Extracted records
______________________________

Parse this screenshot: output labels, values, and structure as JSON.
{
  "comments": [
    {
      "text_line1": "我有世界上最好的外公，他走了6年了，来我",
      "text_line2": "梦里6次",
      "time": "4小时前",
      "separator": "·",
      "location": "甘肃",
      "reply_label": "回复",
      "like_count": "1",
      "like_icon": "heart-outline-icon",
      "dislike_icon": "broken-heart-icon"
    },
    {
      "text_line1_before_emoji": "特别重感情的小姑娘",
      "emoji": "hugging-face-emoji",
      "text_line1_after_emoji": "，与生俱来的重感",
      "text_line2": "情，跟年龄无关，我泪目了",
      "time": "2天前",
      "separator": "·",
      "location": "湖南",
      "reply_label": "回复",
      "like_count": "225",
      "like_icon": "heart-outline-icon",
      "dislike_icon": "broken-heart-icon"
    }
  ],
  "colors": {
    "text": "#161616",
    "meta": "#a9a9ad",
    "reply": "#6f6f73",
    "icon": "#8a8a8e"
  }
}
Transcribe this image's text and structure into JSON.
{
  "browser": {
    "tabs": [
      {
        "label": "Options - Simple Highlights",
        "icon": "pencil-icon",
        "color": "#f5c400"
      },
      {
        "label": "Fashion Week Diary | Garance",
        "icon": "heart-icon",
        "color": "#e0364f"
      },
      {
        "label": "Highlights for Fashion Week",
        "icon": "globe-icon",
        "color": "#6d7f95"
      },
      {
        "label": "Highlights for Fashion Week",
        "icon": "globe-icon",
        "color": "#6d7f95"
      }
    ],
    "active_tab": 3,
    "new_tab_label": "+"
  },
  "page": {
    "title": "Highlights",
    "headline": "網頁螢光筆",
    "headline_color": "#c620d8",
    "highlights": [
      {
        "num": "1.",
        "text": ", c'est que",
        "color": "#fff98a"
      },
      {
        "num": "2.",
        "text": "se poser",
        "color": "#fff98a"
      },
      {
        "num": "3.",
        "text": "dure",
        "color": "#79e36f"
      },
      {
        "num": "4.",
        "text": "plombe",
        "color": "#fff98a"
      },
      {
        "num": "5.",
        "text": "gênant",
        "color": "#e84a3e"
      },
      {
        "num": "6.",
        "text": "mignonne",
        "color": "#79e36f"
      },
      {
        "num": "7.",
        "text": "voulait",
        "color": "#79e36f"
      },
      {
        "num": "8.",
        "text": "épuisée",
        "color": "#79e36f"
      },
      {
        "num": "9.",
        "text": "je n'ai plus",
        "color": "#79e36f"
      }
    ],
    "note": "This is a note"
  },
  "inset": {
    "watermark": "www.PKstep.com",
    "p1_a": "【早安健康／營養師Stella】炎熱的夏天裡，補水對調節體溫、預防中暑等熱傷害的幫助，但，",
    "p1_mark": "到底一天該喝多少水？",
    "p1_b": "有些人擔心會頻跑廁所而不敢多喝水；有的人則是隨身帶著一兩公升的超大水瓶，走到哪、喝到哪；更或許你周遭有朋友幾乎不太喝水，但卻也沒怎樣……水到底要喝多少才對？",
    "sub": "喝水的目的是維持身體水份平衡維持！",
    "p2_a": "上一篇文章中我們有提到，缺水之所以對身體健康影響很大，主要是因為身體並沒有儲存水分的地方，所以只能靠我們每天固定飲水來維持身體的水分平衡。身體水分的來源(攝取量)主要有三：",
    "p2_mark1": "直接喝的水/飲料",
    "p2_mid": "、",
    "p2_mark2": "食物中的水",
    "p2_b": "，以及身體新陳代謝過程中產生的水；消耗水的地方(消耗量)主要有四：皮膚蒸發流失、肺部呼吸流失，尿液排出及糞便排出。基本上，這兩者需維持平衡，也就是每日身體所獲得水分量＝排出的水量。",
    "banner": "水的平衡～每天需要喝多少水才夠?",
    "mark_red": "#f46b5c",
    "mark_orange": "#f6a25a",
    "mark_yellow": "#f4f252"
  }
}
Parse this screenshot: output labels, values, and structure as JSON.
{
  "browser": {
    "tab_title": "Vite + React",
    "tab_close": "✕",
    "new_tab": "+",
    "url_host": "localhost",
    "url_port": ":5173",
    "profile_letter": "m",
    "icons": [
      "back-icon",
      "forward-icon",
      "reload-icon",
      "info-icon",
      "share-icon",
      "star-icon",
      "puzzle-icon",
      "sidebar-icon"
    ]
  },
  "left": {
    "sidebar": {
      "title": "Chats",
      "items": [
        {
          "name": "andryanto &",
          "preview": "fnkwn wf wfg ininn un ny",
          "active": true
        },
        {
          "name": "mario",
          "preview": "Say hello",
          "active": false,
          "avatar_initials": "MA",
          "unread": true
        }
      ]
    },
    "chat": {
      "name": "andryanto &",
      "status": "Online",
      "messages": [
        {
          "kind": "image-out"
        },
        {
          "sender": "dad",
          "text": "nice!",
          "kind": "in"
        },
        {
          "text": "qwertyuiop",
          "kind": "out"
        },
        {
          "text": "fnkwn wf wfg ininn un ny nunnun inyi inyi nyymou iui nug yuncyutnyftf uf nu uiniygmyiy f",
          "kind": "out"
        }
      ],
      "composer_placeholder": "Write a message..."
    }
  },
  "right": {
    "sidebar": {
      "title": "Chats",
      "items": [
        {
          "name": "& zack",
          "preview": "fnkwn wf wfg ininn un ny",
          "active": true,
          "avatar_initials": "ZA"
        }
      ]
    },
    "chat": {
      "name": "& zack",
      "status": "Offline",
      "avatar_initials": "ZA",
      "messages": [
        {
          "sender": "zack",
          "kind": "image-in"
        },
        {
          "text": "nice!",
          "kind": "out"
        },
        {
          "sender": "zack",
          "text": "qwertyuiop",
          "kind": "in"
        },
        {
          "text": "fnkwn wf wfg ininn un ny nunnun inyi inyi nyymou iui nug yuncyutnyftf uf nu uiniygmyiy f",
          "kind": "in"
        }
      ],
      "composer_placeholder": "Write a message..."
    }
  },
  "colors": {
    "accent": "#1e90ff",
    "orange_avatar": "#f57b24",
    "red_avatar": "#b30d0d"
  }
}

______________________________

TASK: Your task is to repeat every entry exactly.

TASK SOLUTION:
Parse this screenshot: output labels, values, and structure as JSON.
{
  "comments": [
    {
      "text_line1": "我有世界上最好的外公，他走了6年了，来我",
      "text_line2": "梦里6次",
      "time": "4小时前",
      "separator": "·",
      "location": "甘肃",
      "reply_label": "回复",
      "like_count": "1",
      "like_icon": "heart-outline-icon",
      "dislike_icon": "broken-heart-icon"
    },
    {
      "text_line1_before_emoji": "特别重感情的小姑娘",
      "emoji": "hugging-face-emoji",
      "text_line1_after_emoji": "，与生俱来的重感",
      "text_line2": "情，跟年龄无关，我泪目了",
      "time": "2天前",
      "separator": "·",
      "location": "湖南",
      "reply_label": "回复",
      "like_count": "225",
      "like_icon": "heart-outline-icon",
      "dislike_icon": "broken-heart-icon"
    }
  ],
  "colors": {
    "text": "#161616",
    "meta": "#a9a9ad",
    "reply": "#6f6f73",
    "icon": "#8a8a8e"
  }
}
Transcribe this image's text and structure into JSON.
{
  "browser": {
    "tabs": [
      {
        "label": "Options - Simple Highlights",
        "icon": "pencil-icon",
        "color": "#f5c400"
      },
      {
        "label": "Fashion Week Diary | Garance",
        "icon": "heart-icon",
        "color": "#e0364f"
      },
      {
        "label": "Highlights for Fashion Week",
        "icon": "globe-icon",
        "color": "#6d7f95"
      },
      {
        "label": "Highlights for Fashion Week",
        "icon": "globe-icon",
        "color": "#6d7f95"
      }
    ],
    "active_tab": 3,
    "new_tab_label": "+"
  },
  "page": {
    "title": "Highlights",
    "headline": "網頁螢光筆",
    "headline_color": "#c620d8",
    "highlights": [
      {
        "num": "1.",
        "text": ", c'est que",
        "color": "#fff98a"
      },
      {
        "num": "2.",
        "text": "se poser",
        "color": "#fff98a"
      },
      {
        "num": "3.",
        "text": "dure",
        "color": "#79e36f"
      },
      {
        "num": "4.",
        "text": "plombe",
        "color": "#fff98a"
      },
      {
        "num": "5.",
        "text": "gênant",
        "color": "#e84a3e"
      },
      {
        "num": "6.",
        "text": "mignonne",
        "color": "#79e36f"
      },
      {
        "num": "7.",
        "text": "voulait",
        "color": "#79e36f"
      },
      {
        "num": "8.",
        "text": "épuisée",
        "color": "#79e36f"
      },
      {
        "num": "9.",
        "text": "je n'ai plus",
        "color": "#79e36f"
      }
    ],
    "note": "This is a note"
  },
  "inset": {
    "watermark": "www.PKstep.com",
    "p1_a": "【早安健康／營養師Stella】炎熱的夏天裡，補水對調節體溫、預防中暑等熱傷害的幫助，但，",
    "p1_mark": "到底一天該喝多少水？",
    "p1_b": "有些人擔心會頻跑廁所而不敢多喝水；有的人則是隨身帶著一兩公升的超大水瓶，走到哪、喝到哪；更或許你周遭有朋友幾乎不太喝水，但卻也沒怎樣……水到底要喝多少才對？",
    "sub": "喝水的目的是維持身體水份平衡維持！",
    "p2_a": "上一篇文章中我們有提到，缺水之所以對身體健康影響很大，主要是因為身體並沒有儲存水分的地方，所以只能靠我們每天固定飲水來維持身體的水分平衡。身體水分的來源(攝取量)主要有三：",
    "p2_mark1": "直接喝的水/飲料",
    "p2_mid": "、",
    "p2_mark2": "食物中的水",
    "p2_b": "，以及身體新陳代謝過程中產生的水；消耗水的地方(消耗量)主要有四：皮膚蒸發流失、肺部呼吸流失，尿液排出及糞便排出。基本上，這兩者需維持平衡，也就是每日身體所獲得水分量＝排出的水量。",
    "banner": "水的平衡～每天需要喝多少水才夠?",
    "mark_red": "#f46b5c",
    "mark_orange": "#f6a25a",
    "mark_yellow": "#f4f252"
  }
}
Parse this screenshot: output labels, values, and structure as JSON.
{
  "browser": {
    "tab_title": "Vite + React",
    "tab_close": "✕",
    "new_tab": "+",
    "url_host": "localhost",
    "url_port": ":5173",
    "profile_letter": "m",
    "icons": [
      "back-icon",
      "forward-icon",
      "reload-icon",
      "info-icon",
      "share-icon",
      "star-icon",
      "puzzle-icon",
      "sidebar-icon"
    ]
  },
  "left": {
    "sidebar": {
      "title": "Chats",
      "items": [
        {
          "name": "andryanto &",
          "preview": "fnkwn wf wfg ininn un ny",
          "active": true
        },
        {
          "name": "mario",
          "preview": "Say hello",
          "active": false,
          "avatar_initials": "MA",
          "unread": true
        }
      ]
    },
    "chat": {
      "name": "andryanto &",
      "status": "Online",
      "messages": [
        {
          "kind": "image-out"
        },
        {
          "sender": "dad",
          "text": "nice!",
          "kind": "in"
        },
        {
          "text": "qwertyuiop",
          "kind": "out"
        },
        {
          "text": "fnkwn wf wfg ininn un ny nunnun inyi inyi nyymou iui nug yuncyutnyftf uf nu uiniygmyiy f",
          "kind": "out"
        }
      ],
      "composer_placeholder": "Write a message..."
    }
  },
  "right": {
    "sidebar": {
      "title": "Chats",
      "items": [
        {
          "name": "& zack",
          "preview": "fnkwn wf wfg ininn un ny",
          "active": true,
          "avatar_initials": "ZA"
        }
      ]
    },
    "chat": {
      "name": "& zack",
      "status": "Offline",
      "avatar_initials": "ZA",
      "messages": [
        {
          "sender": "zack",
          "kind": "image-in"
        },
        {
          "text": "nice!",
          "kind": "out"
        },
        {
          "sender": "zack",
          "text": "qwertyuiop",
          "kind": "in"
        },
        {
          "text": "fnkwn wf wfg ininn un ny nunnun inyi inyi nyymou iui nug yuncyutnyftf uf nu uiniygmyiy f",
          "kind": "in"
        }
      ],
      "composer_placeholder": "Write a message..."
    }
  },
  "colors": {
    "accent": "#1e90ff",
    "orange_avatar": "#f57b24",
    "red_avatar": "#b30d0d"
  }
}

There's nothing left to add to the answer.